Pick every line with "this" from the material below.

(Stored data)
----
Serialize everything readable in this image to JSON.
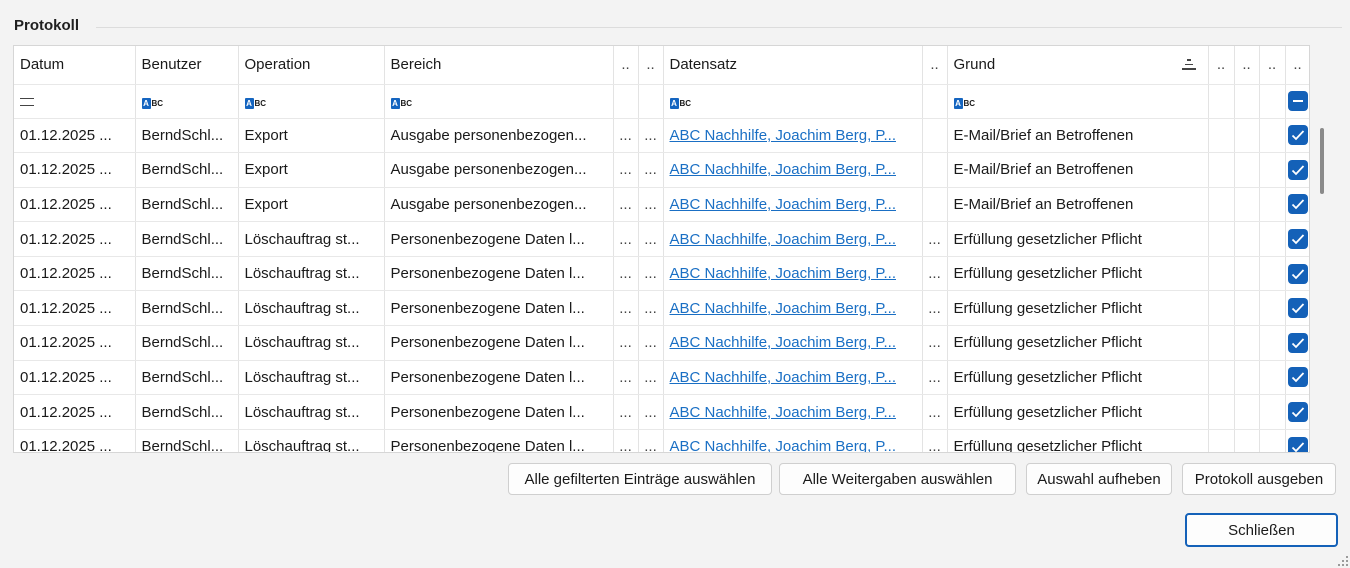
{
  "group": {
    "title": "Protokoll"
  },
  "columns": [
    "Datum",
    "Benutzer",
    "Operation",
    "Bereich",
    "..",
    "..",
    "Datensatz",
    "..",
    "Grund",
    "..",
    "..",
    "..",
    ".."
  ],
  "rows": [
    [
      "01.12.2025 ...",
      "BerndSchl...",
      "Export",
      "Ausgabe personenbezogen...",
      "...",
      "...",
      "ABC Nachhilfe, Joachim Berg, P...",
      "",
      "E-Mail/Brief an Betroffenen"
    ],
    [
      "01.12.2025 ...",
      "BerndSchl...",
      "Export",
      "Ausgabe personenbezogen...",
      "...",
      "...",
      "ABC Nachhilfe, Joachim Berg, P...",
      "",
      "E-Mail/Brief an Betroffenen"
    ],
    [
      "01.12.2025 ...",
      "BerndSchl...",
      "Export",
      "Ausgabe personenbezogen...",
      "...",
      "...",
      "ABC Nachhilfe, Joachim Berg, P...",
      "",
      "E-Mail/Brief an Betroffenen"
    ],
    [
      "01.12.2025 ...",
      "BerndSchl...",
      "Löschauftrag st...",
      "Personenbezogene Daten l...",
      "...",
      "...",
      "ABC Nachhilfe, Joachim Berg, P...",
      "...",
      "Erfüllung gesetzlicher Pflicht"
    ],
    [
      "01.12.2025 ...",
      "BerndSchl...",
      "Löschauftrag st...",
      "Personenbezogene Daten l...",
      "...",
      "...",
      "ABC Nachhilfe, Joachim Berg, P...",
      "...",
      "Erfüllung gesetzlicher Pflicht"
    ],
    [
      "01.12.2025 ...",
      "BerndSchl...",
      "Löschauftrag st...",
      "Personenbezogene Daten l...",
      "...",
      "...",
      "ABC Nachhilfe, Joachim Berg, P...",
      "...",
      "Erfüllung gesetzlicher Pflicht"
    ],
    [
      "01.12.2025 ...",
      "BerndSchl...",
      "Löschauftrag st...",
      "Personenbezogene Daten l...",
      "...",
      "...",
      "ABC Nachhilfe, Joachim Berg, P...",
      "...",
      "Erfüllung gesetzlicher Pflicht"
    ],
    [
      "01.12.2025 ...",
      "BerndSchl...",
      "Löschauftrag st...",
      "Personenbezogene Daten l...",
      "...",
      "...",
      "ABC Nachhilfe, Joachim Berg, P...",
      "...",
      "Erfüllung gesetzlicher Pflicht"
    ],
    [
      "01.12.2025 ...",
      "BerndSchl...",
      "Löschauftrag st...",
      "Personenbezogene Daten l...",
      "...",
      "...",
      "ABC Nachhilfe, Joachim Berg, P...",
      "...",
      "Erfüllung gesetzlicher Pflicht"
    ],
    [
      "01.12.2025 ...",
      "BerndSchl...",
      "Löschauftrag st...",
      "Personenbezogene Daten l...",
      "...",
      "...",
      "ABC Nachhilfe, Joachim Berg, P...",
      "...",
      "Erfüllung gesetzlicher Pflicht"
    ]
  ],
  "filter_icon_label": "BC",
  "filter_icon_letter": "A",
  "buttons": {
    "select_filtered": "Alle gefilterten Einträge auswählen",
    "select_shares": "Alle Weitergaben auswählen",
    "clear_selection": "Auswahl aufheben",
    "print_log": "Protokoll ausgeben",
    "close": "Schließen"
  },
  "colors": {
    "accent": "#1461b8",
    "link": "#1a6fc4"
  }
}
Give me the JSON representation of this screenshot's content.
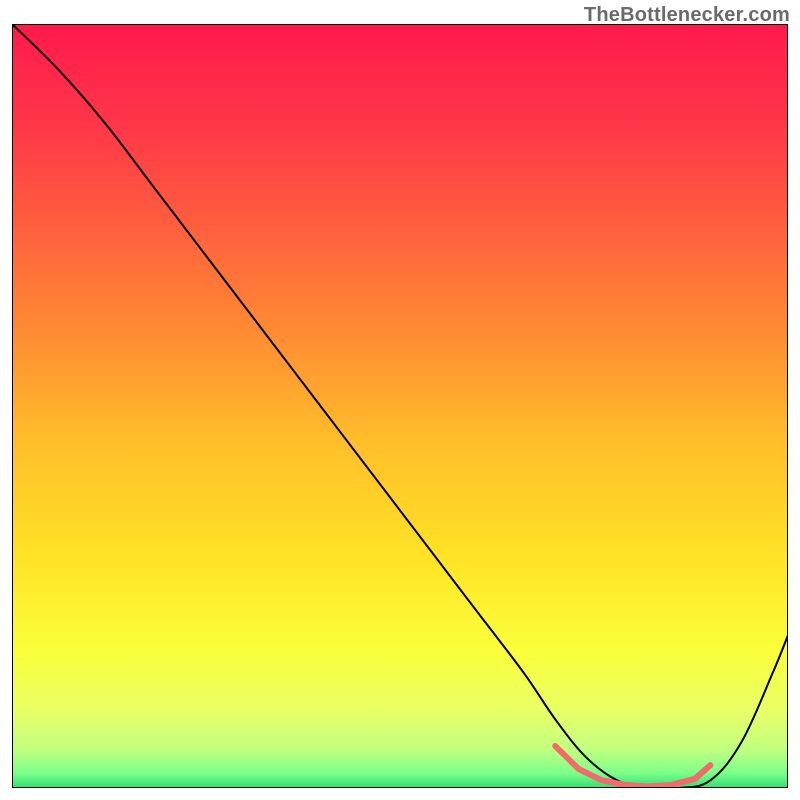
{
  "attribution": "TheBottlenecker.com",
  "chart_data": {
    "type": "line",
    "title": "",
    "xlabel": "",
    "ylabel": "",
    "xlim": [
      0,
      100
    ],
    "ylim": [
      0,
      100
    ],
    "background_gradient": {
      "stops": [
        {
          "offset": 0.0,
          "color": "#ff1a4d"
        },
        {
          "offset": 0.12,
          "color": "#ff3349"
        },
        {
          "offset": 0.25,
          "color": "#ff5a3f"
        },
        {
          "offset": 0.4,
          "color": "#ff8a33"
        },
        {
          "offset": 0.55,
          "color": "#ffbf2a"
        },
        {
          "offset": 0.7,
          "color": "#ffe326"
        },
        {
          "offset": 0.82,
          "color": "#faff3a"
        },
        {
          "offset": 0.9,
          "color": "#e8ff66"
        },
        {
          "offset": 0.95,
          "color": "#c0ff80"
        },
        {
          "offset": 0.98,
          "color": "#7dff8a"
        },
        {
          "offset": 1.0,
          "color": "#30e070"
        }
      ]
    },
    "series": [
      {
        "name": "bottleneck-curve",
        "stroke": "#000000",
        "stroke_width": 2,
        "x": [
          0,
          6,
          12,
          18,
          24,
          30,
          36,
          42,
          48,
          54,
          60,
          66,
          70,
          74,
          78,
          82,
          86,
          90,
          94,
          98,
          100
        ],
        "y": [
          100,
          94,
          87,
          79,
          71,
          63,
          55,
          47,
          39,
          31,
          23,
          15,
          9,
          4,
          1,
          0,
          0,
          1,
          6,
          15,
          20
        ]
      }
    ],
    "highlight_band": {
      "name": "optimal-range-band",
      "color": "#f26a6a",
      "stroke_width": 6,
      "x": [
        70,
        73,
        76,
        79,
        82,
        85,
        88,
        90
      ],
      "y": [
        5.5,
        2.5,
        1.0,
        0.4,
        0.2,
        0.4,
        1.2,
        3.0
      ]
    },
    "frame": {
      "stroke": "#000000",
      "stroke_width": 2
    }
  }
}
----
### EXERCISE ANSWER
Serialize everything readable in this image to JSON.
Give me the JSON representation of this screenshot's content.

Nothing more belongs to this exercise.